__Task statement__
Copy each line below without leaving any out.

┌─ Raw data

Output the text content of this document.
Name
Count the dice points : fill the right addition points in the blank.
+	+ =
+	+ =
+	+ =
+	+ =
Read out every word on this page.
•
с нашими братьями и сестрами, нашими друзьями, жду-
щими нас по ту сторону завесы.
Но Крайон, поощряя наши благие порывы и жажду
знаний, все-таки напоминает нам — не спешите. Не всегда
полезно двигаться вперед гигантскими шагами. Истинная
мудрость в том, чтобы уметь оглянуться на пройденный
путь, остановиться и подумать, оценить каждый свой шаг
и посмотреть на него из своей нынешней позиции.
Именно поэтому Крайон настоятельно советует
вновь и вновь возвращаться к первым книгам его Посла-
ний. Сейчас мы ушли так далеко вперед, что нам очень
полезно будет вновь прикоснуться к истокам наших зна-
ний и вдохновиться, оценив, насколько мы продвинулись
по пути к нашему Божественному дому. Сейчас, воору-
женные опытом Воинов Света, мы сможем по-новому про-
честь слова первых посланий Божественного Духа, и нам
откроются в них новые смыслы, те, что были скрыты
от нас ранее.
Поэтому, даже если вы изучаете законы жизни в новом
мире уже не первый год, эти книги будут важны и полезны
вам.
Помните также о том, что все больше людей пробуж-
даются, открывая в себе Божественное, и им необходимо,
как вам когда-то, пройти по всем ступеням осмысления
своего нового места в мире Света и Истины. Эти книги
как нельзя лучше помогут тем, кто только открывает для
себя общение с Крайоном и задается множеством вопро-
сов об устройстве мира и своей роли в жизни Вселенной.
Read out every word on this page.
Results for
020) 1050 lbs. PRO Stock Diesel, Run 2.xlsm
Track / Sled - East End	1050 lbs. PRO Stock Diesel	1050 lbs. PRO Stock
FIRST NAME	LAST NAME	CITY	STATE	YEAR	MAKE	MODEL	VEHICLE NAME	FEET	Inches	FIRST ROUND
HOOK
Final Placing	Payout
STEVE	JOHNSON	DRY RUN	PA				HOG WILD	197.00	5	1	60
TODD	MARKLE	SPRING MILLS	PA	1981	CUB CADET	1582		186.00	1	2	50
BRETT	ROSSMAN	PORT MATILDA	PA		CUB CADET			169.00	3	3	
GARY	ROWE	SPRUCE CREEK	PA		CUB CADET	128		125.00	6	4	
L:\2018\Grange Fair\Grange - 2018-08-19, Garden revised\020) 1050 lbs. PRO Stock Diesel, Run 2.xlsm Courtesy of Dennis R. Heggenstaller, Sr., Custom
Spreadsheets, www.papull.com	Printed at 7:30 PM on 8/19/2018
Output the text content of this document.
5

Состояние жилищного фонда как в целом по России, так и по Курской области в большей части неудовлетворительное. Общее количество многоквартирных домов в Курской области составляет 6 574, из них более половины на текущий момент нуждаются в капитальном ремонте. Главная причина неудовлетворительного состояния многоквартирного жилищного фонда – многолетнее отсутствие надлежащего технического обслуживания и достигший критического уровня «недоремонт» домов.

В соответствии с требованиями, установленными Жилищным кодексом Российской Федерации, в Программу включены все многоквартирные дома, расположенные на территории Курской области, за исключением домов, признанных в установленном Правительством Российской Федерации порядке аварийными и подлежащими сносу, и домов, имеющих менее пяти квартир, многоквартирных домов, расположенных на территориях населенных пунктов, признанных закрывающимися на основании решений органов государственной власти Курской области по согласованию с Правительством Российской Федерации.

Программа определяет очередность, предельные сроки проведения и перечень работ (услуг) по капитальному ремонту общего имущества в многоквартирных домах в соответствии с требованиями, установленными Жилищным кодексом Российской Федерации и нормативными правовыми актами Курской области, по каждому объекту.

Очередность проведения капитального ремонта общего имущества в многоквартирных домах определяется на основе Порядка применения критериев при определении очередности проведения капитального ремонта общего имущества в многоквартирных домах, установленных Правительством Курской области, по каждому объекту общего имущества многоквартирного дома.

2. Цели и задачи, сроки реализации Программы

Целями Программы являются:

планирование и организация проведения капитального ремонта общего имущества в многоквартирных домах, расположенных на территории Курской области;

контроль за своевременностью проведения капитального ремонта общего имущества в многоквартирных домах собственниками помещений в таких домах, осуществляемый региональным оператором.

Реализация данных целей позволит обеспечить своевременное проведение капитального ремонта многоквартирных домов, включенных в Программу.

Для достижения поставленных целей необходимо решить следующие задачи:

└─

__Output of the task__
Output the text content of this document.
Name
Count the dice points : fill the right addition points in the blank.
+	+ =
+	+ =
+	+ =
+	+ =
Read out every word on this page.
•
с нашими братьями и сестрами, нашими друзьями, жду-
щими нас по ту сторону завесы.
Но Крайон, поощряя наши благие порывы и жажду
знаний, все-таки напоминает нам — не спешите. Не всегда
полезно двигаться вперед гигантскими шагами. Истинная
мудрость в том, чтобы уметь оглянуться на пройденный
путь, остановиться и подумать, оценить каждый свой шаг
и посмотреть на него из своей нынешней позиции.
Именно поэтому Крайон настоятельно советует
вновь и вновь возвращаться к первым книгам его Посла-
ний. Сейчас мы ушли так далеко вперед, что нам очень
полезно будет вновь прикоснуться к истокам наших зна-
ний и вдохновиться, оценив, насколько мы продвинулись
по пути к нашему Божественному дому. Сейчас, воору-
женные опытом Воинов Света, мы сможем по-новому про-
честь слова первых посланий Божественного Духа, и нам
откроются в них новые смыслы, те, что были скрыты
от нас ранее.
Поэтому, даже если вы изучаете законы жизни в новом
мире уже не первый год, эти книги будут важны и полезны
вам.
Помните также о том, что все больше людей пробуж-
даются, открывая в себе Божественное, и им необходимо,
как вам когда-то, пройти по всем ступеням осмысления
своего нового места в мире Света и Истины. Эти книги
как нельзя лучше помогут тем, кто только открывает для
себя общение с Крайоном и задается множеством вопро-
сов об устройстве мира и своей роли в жизни Вселенной.
Read out every word on this page.
Results for
020) 1050 lbs. PRO Stock Diesel, Run 2.xlsm
Track / Sled - East End	1050 lbs. PRO Stock Diesel	1050 lbs. PRO Stock
FIRST NAME	LAST NAME	CITY	STATE	YEAR	MAKE	MODEL	VEHICLE NAME	FEET	Inches	FIRST ROUND
HOOK
Final Placing	Payout
STEVE	JOHNSON	DRY RUN	PA				HOG WILD	197.00	5	1	60
TODD	MARKLE	SPRING MILLS	PA	1981	CUB CADET	1582		186.00	1	2	50
BRETT	ROSSMAN	PORT MATILDA	PA		CUB CADET			169.00	3	3	
GARY	ROWE	SPRUCE CREEK	PA		CUB CADET	128		125.00	6	4	
L:\2018\Grange Fair\Grange - 2018-08-19, Garden revised\020) 1050 lbs. PRO Stock Diesel, Run 2.xlsm Courtesy of Dennis R. Heggenstaller, Sr., Custom
Spreadsheets, www.papull.com	Printed at 7:30 PM on 8/19/2018
Output the text content of this document.
5

Состояние жилищного фонда как в целом по России, так и по Курской области в большей части неудовлетворительное. Общее количество многоквартирных домов в Курской области составляет 6 574, из них более половины на текущий момент нуждаются в капитальном ремонте. Главная причина неудовлетворительного состояния многоквартирного жилищного фонда – многолетнее отсутствие надлежащего технического обслуживания и достигший критического уровня «недоремонт» домов.

В соответствии с требованиями, установленными Жилищным кодексом Российской Федерации, в Программу включены все многоквартирные дома, расположенные на территории Курской области, за исключением домов, признанных в установленном Правительством Российской Федерации порядке аварийными и подлежащими сносу, и домов, имеющих менее пяти квартир, многоквартирных домов, расположенных на территориях населенных пунктов, признанных закрывающимися на основании решений органов государственной власти Курской области по согласованию с Правительством Российской Федерации.

Программа определяет очередность, предельные сроки проведения и перечень работ (услуг) по капитальному ремонту общего имущества в многоквартирных домах в соответствии с требованиями, установленными Жилищным кодексом Российской Федерации и нормативными правовыми актами Курской области, по каждому объекту.

Очередность проведения капитального ремонта общего имущества в многоквартирных домах определяется на основе Порядка применения критериев при определении очередности проведения капитального ремонта общего имущества в многоквартирных домах, установленных Правительством Курской области, по каждому объекту общего имущества многоквартирного дома.

2. Цели и задачи, сроки реализации Программы

Целями Программы являются:

планирование и организация проведения капитального ремонта общего имущества в многоквартирных домах, расположенных на территории Курской области;

контроль за своевременностью проведения капитального ремонта общего имущества в многоквартирных домах собственниками помещений в таких домах, осуществляемый региональным оператором.

Реализация данных целей позволит обеспечить своевременное проведение капитального ремонта многоквартирных домов, включенных в Программу.

Для достижения поставленных целей необходимо решить следующие задачи:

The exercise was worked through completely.